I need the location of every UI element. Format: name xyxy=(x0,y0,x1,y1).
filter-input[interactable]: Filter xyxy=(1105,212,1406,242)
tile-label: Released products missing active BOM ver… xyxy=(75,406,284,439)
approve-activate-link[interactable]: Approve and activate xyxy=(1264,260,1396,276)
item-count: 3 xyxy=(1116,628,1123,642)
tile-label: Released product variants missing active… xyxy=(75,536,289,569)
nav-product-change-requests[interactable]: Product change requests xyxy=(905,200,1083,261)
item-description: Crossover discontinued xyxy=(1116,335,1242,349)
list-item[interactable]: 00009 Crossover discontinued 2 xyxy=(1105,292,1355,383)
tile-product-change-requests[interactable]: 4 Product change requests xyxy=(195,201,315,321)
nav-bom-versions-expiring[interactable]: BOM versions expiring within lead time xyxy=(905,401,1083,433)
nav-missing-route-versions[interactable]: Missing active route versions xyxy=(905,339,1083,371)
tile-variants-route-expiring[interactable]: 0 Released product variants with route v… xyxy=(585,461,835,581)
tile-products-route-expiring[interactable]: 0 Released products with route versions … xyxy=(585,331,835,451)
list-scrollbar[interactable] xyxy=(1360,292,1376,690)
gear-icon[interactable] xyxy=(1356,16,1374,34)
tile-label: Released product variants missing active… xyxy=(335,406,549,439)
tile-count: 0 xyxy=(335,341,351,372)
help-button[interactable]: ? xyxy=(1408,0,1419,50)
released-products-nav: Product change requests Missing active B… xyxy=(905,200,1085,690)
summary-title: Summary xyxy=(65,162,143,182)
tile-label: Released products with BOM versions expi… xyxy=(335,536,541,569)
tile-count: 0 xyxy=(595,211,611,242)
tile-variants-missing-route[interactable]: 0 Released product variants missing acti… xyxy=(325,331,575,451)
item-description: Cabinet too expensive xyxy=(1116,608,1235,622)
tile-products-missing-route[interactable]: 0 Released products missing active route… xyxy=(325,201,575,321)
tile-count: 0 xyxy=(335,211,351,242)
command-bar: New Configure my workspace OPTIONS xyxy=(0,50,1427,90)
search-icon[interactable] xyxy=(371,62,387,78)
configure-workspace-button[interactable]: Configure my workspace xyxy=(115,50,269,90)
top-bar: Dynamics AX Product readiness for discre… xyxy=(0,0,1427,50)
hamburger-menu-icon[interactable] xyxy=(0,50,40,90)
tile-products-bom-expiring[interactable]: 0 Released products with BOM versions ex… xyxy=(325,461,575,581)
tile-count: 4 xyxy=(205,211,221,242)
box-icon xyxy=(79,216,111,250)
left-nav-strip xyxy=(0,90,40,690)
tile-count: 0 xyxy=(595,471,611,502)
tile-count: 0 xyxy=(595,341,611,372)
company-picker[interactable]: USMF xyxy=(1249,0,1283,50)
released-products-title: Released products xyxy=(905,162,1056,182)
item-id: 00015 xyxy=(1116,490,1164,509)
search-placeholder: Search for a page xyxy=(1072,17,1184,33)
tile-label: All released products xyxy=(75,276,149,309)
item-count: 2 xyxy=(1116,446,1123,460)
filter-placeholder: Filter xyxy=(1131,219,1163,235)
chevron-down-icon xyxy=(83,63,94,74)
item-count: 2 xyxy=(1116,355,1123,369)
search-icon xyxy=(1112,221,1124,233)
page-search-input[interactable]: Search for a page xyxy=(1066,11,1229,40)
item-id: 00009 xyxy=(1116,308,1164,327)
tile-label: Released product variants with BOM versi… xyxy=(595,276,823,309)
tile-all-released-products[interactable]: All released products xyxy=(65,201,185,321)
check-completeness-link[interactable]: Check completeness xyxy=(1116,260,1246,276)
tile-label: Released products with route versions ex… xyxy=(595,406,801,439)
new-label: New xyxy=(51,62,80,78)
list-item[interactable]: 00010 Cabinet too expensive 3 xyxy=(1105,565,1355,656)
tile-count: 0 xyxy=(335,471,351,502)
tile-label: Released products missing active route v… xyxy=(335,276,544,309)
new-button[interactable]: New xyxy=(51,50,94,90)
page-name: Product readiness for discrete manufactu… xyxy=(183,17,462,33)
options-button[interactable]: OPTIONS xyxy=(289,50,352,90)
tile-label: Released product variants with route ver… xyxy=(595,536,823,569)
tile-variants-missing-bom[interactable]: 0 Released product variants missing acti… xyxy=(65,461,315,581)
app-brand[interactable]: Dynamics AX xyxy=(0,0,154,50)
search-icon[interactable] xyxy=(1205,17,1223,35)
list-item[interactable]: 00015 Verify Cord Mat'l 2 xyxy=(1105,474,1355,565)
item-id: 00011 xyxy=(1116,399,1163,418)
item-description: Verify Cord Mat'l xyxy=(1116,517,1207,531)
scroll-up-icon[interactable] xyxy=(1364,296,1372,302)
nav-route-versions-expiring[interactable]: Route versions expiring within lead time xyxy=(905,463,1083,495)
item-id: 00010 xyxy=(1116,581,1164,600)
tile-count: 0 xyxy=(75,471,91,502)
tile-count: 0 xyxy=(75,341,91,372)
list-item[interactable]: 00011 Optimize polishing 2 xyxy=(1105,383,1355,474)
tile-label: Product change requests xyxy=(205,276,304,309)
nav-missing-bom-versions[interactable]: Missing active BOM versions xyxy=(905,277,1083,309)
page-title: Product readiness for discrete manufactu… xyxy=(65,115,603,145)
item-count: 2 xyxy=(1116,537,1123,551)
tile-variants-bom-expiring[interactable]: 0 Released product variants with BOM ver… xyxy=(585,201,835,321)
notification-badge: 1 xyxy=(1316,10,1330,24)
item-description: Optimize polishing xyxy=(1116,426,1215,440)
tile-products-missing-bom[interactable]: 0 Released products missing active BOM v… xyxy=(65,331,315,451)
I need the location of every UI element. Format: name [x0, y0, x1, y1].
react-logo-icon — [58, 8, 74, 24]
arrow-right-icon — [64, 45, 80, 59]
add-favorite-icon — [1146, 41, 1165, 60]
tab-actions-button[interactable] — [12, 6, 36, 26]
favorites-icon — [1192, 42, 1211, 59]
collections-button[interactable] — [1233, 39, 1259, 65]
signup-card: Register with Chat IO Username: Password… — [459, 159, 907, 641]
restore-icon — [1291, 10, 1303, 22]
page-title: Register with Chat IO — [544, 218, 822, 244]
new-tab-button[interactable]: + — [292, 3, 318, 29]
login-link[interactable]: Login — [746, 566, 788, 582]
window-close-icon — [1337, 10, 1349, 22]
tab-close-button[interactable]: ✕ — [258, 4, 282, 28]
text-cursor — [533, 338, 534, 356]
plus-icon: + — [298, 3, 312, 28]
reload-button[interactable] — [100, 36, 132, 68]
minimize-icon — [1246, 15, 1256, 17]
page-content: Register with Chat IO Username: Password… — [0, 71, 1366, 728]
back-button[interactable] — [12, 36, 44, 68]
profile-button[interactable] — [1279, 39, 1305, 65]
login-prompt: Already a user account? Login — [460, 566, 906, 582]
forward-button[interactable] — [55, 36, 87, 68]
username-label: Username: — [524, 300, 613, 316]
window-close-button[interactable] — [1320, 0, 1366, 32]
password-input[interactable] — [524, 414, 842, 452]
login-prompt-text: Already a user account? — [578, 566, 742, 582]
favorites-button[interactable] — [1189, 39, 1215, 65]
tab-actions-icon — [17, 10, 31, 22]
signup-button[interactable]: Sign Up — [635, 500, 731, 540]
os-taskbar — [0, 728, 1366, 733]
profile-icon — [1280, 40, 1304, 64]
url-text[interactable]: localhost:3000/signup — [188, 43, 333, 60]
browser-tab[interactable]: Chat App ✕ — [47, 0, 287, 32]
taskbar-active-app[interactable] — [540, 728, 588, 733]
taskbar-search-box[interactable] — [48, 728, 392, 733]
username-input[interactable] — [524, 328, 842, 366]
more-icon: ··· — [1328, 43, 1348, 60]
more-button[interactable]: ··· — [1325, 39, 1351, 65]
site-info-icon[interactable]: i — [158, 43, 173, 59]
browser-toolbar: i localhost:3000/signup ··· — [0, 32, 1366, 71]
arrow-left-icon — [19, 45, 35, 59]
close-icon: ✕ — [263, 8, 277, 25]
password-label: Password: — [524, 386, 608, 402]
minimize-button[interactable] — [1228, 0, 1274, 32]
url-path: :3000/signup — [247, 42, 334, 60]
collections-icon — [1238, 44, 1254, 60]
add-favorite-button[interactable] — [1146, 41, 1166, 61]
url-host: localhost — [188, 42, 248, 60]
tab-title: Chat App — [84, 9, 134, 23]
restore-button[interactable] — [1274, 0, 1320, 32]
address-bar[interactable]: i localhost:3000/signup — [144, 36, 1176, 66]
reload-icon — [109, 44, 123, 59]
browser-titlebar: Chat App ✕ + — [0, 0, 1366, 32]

---

◆ **Goal of the exercise**
Quote the items above word for word, from the first line through the line containing "nav-missing-route-versions[interactable]: Missing active", including that line.

◆ **Completed exercise**
I need the location of every UI element. Format: name xyxy=(x0,y0,x1,y1).
filter-input[interactable]: Filter xyxy=(1105,212,1406,242)
tile-label: Released products missing active BOM ver… xyxy=(75,406,284,439)
approve-activate-link[interactable]: Approve and activate xyxy=(1264,260,1396,276)
item-count: 3 xyxy=(1116,628,1123,642)
tile-label: Released product variants missing active… xyxy=(75,536,289,569)
nav-product-change-requests[interactable]: Product change requests xyxy=(905,200,1083,261)
item-description: Crossover discontinued xyxy=(1116,335,1242,349)
list-item[interactable]: 00009 Crossover discontinued 2 xyxy=(1105,292,1355,383)
tile-product-change-requests[interactable]: 4 Product change requests xyxy=(195,201,315,321)
nav-bom-versions-expiring[interactable]: BOM versions expiring within lead time xyxy=(905,401,1083,433)
nav-missing-route-versions[interactable]: Missing active route versions xyxy=(905,339,1083,371)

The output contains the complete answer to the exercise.